_Records:_
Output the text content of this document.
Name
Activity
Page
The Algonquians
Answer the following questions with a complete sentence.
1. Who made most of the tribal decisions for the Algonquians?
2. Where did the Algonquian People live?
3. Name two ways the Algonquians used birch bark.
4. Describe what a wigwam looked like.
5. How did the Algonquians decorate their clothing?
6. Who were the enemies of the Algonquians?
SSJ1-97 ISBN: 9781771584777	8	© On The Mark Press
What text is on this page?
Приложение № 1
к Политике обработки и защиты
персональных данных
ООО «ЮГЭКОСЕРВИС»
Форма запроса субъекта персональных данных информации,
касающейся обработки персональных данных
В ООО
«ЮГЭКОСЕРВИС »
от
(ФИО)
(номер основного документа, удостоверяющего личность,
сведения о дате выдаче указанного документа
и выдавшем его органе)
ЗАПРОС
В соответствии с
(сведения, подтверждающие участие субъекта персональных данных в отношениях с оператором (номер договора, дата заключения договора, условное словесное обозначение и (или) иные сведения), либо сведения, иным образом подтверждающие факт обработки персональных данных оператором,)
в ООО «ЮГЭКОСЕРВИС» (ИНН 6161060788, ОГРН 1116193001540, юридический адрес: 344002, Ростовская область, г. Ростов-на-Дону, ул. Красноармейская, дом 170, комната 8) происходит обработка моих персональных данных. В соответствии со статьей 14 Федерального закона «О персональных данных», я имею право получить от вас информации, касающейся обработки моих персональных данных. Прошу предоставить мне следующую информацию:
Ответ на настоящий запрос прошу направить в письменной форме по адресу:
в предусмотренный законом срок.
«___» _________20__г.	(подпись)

_Short problem:_ Return all the data exactly as given.

_Correct output:_
Output the text content of this document.
Name
Activity
Page
The Algonquians
Answer the following questions with a complete sentence.
1. Who made most of the tribal decisions for the Algonquians?
2. Where did the Algonquian People live?
3. Name two ways the Algonquians used birch bark.
4. Describe what a wigwam looked like.
5. How did the Algonquians decorate their clothing?
6. Who were the enemies of the Algonquians?
SSJ1-97 ISBN: 9781771584777	8	© On The Mark Press
What text is on this page?
Приложение № 1
к Политике обработки и защиты
персональных данных
ООО «ЮГЭКОСЕРВИС»
Форма запроса субъекта персональных данных информации,
касающейся обработки персональных данных
В ООО
«ЮГЭКОСЕРВИС »
от
(ФИО)
(номер основного документа, удостоверяющего личность,
сведения о дате выдаче указанного документа
и выдавшем его органе)
ЗАПРОС
В соответствии с
(сведения, подтверждающие участие субъекта персональных данных в отношениях с оператором (номер договора, дата заключения договора, условное словесное обозначение и (или) иные сведения), либо сведения, иным образом подтверждающие факт обработки персональных данных оператором,)
в ООО «ЮГЭКОСЕРВИС» (ИНН 6161060788, ОГРН 1116193001540, юридический адрес: 344002, Ростовская область, г. Ростов-на-Дону, ул. Красноармейская, дом 170, комната 8) происходит обработка моих персональных данных. В соответствии со статьей 14 Федерального закона «О персональных данных», я имею право получить от вас информации, касающейся обработки моих персональных данных. Прошу предоставить мне следующую информацию:
Ответ на настоящий запрос прошу направить в письменной форме по адресу:
в предусмотренный законом срок.
«___» _________20__г.	(подпись)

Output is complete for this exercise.